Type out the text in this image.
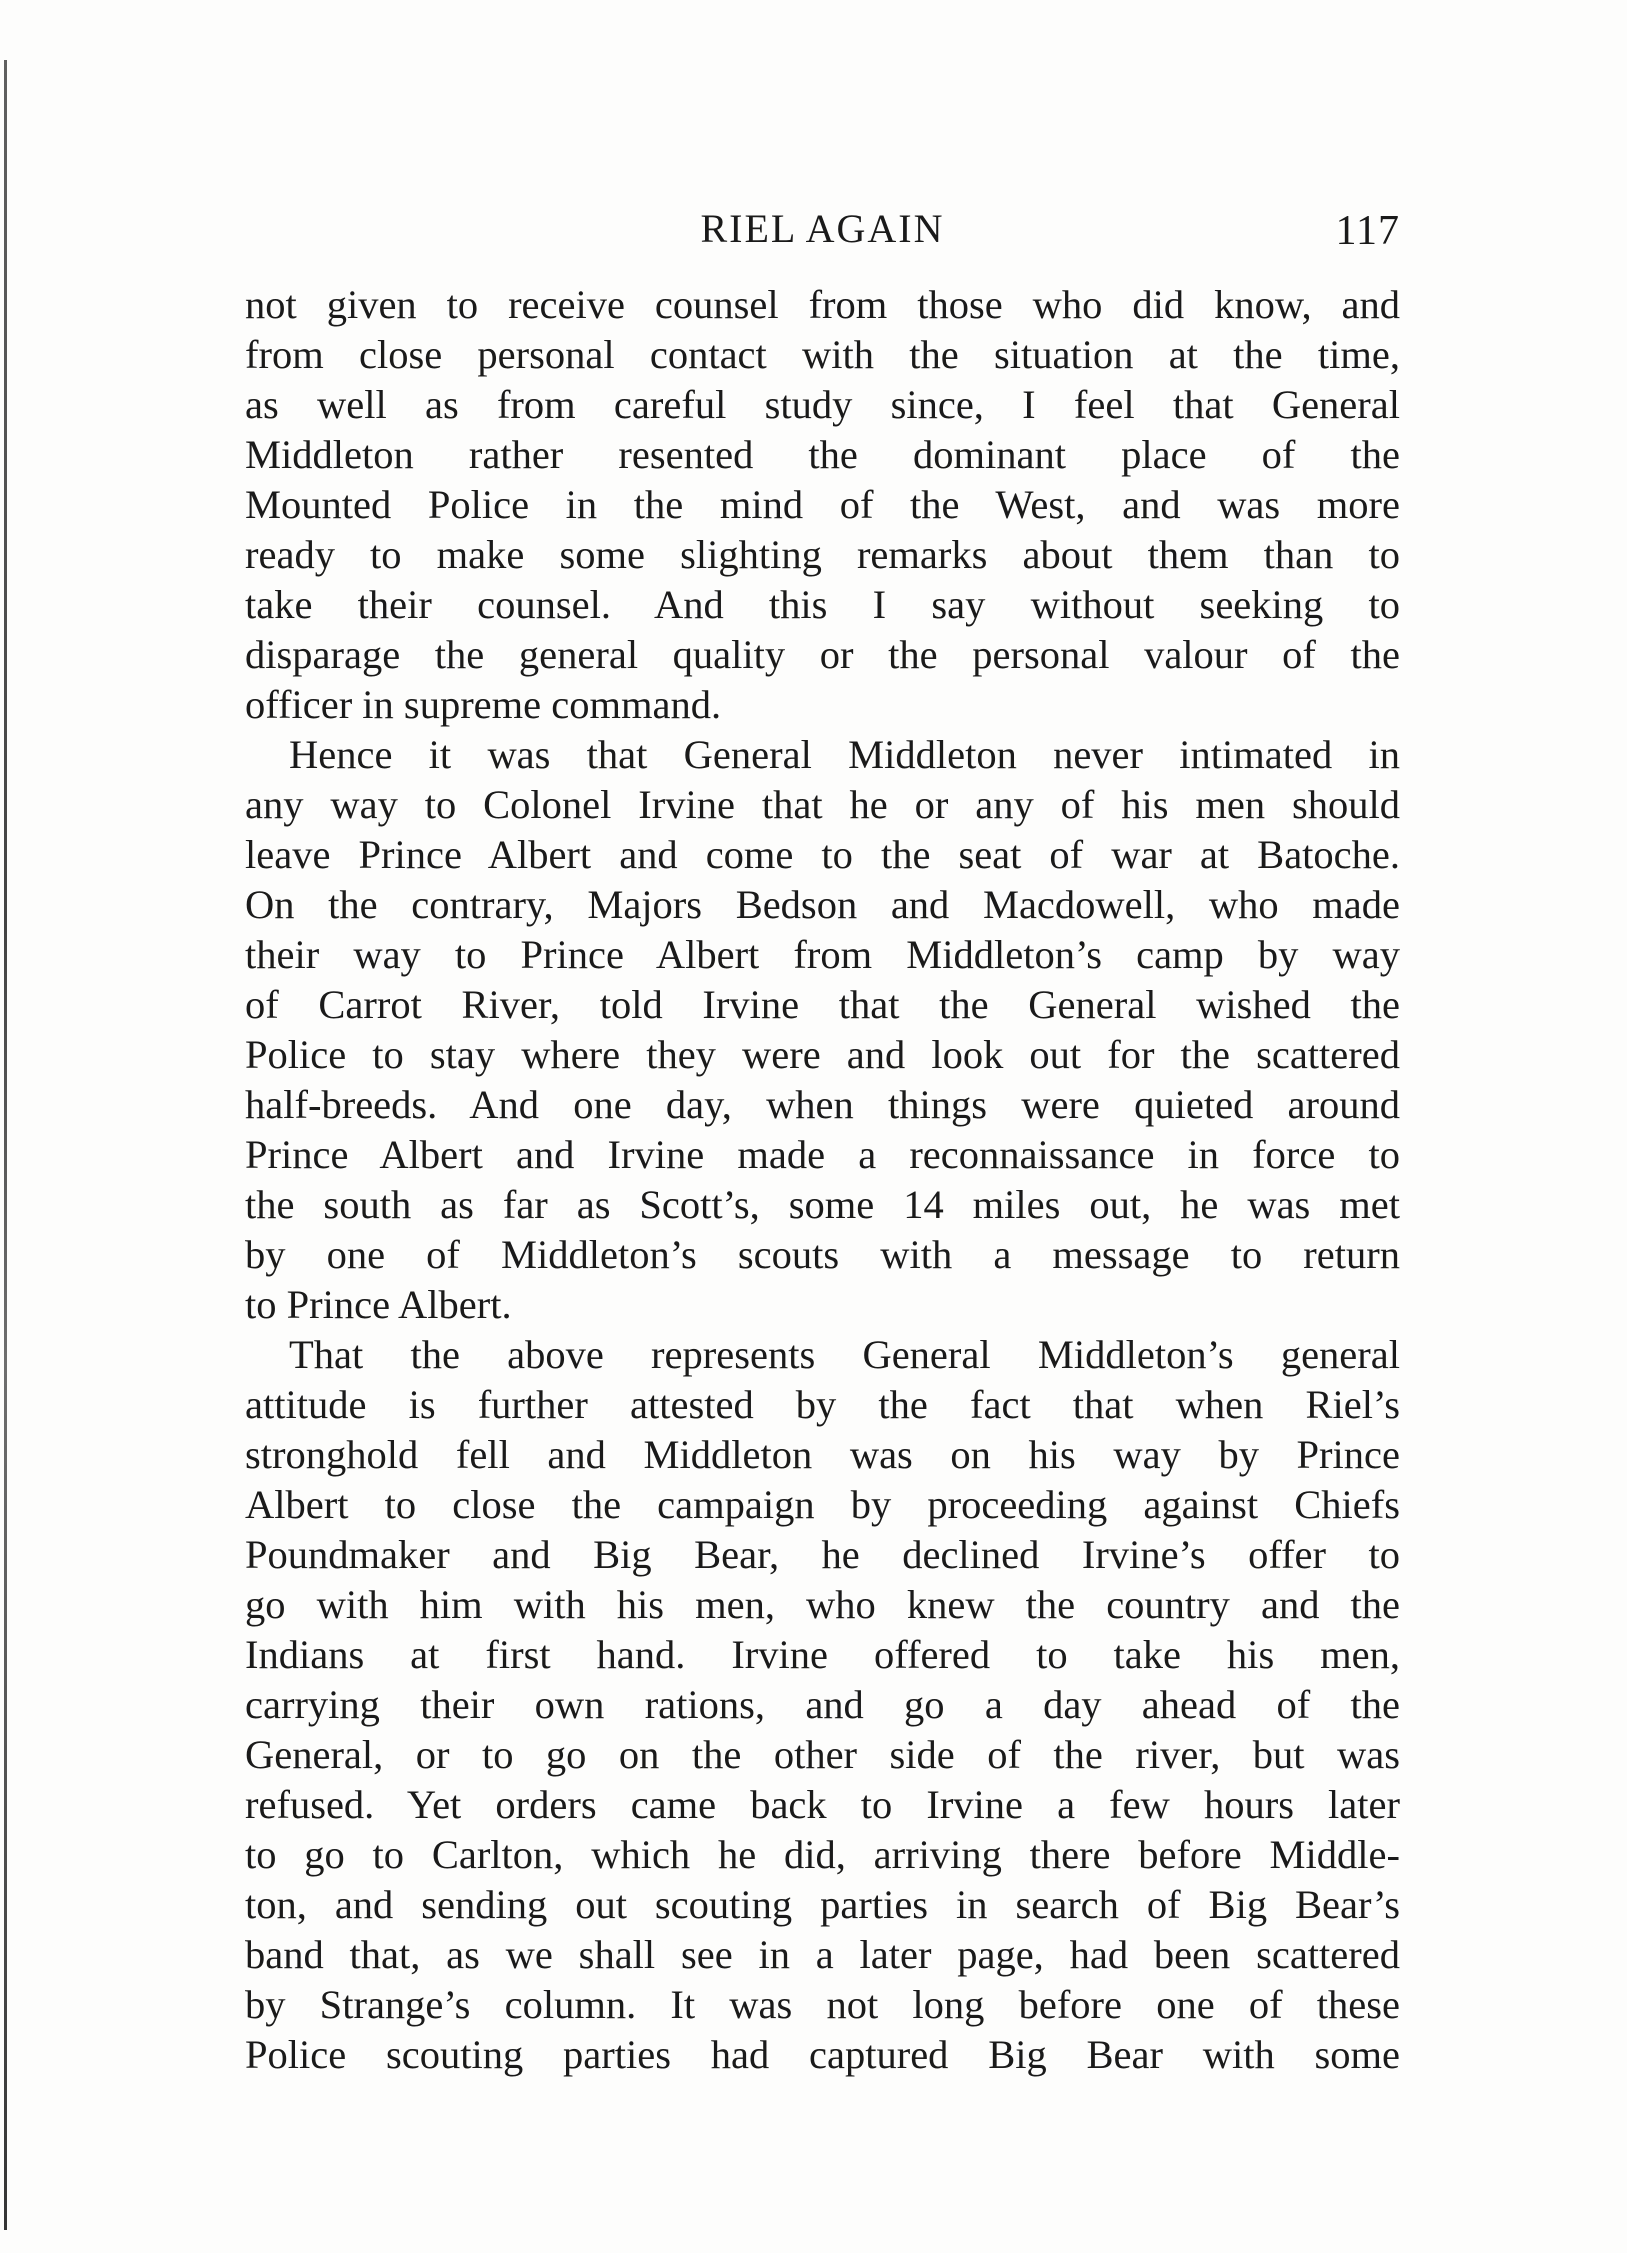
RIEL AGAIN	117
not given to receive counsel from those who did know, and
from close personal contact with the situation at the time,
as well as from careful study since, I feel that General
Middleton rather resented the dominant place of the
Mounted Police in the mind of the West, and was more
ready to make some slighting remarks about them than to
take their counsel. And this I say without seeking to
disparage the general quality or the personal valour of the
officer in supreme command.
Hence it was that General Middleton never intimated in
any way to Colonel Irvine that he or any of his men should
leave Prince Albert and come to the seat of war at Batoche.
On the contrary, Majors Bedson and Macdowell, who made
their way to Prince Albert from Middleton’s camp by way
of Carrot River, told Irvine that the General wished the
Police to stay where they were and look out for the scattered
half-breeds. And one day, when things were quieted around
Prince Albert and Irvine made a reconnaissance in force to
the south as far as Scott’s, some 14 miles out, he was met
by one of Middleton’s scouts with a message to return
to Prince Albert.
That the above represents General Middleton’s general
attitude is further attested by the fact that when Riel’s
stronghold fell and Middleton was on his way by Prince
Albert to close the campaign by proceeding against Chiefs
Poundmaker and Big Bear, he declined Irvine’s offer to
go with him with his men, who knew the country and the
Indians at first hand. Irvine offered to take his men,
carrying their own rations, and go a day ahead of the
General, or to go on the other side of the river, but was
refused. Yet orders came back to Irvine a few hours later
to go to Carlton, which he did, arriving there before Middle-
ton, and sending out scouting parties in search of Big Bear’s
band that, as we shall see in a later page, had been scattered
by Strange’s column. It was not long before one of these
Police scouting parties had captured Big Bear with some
· · · ·
Every record above should be transcribed exactly; the pictures stay out of the copy.

Type out the text in this image.
RIEL AGAIN	117
not given to receive counsel from those who did know, and
from close personal contact with the situation at the time,
as well as from careful study since, I feel that General
Middleton rather resented the dominant place of the
Mounted Police in the mind of the West, and was more
ready to make some slighting remarks about them than to
take their counsel. And this I say without seeking to
disparage the general quality or the personal valour of the
officer in supreme command.
Hence it was that General Middleton never intimated in
any way to Colonel Irvine that he or any of his men should
leave Prince Albert and come to the seat of war at Batoche.
On the contrary, Majors Bedson and Macdowell, who made
their way to Prince Albert from Middleton’s camp by way
of Carrot River, told Irvine that the General wished the
Police to stay where they were and look out for the scattered
half-breeds. And one day, when things were quieted around
Prince Albert and Irvine made a reconnaissance in force to
the south as far as Scott’s, some 14 miles out, he was met
by one of Middleton’s scouts with a message to return
to Prince Albert.
That the above represents General Middleton’s general
attitude is further attested by the fact that when Riel’s
stronghold fell and Middleton was on his way by Prince
Albert to close the campaign by proceeding against Chiefs
Poundmaker and Big Bear, he declined Irvine’s offer to
go with him with his men, who knew the country and the
Indians at first hand. Irvine offered to take his men,
carrying their own rations, and go a day ahead of the
General, or to go on the other side of the river, but was
refused. Yet orders came back to Irvine a few hours later
to go to Carlton, which he did, arriving there before Middle-
ton, and sending out scouting parties in search of Big Bear’s
band that, as we shall see in a later page, had been scattered
by Strange’s column. It was not long before one of these
Police scouting parties had captured Big Bear with some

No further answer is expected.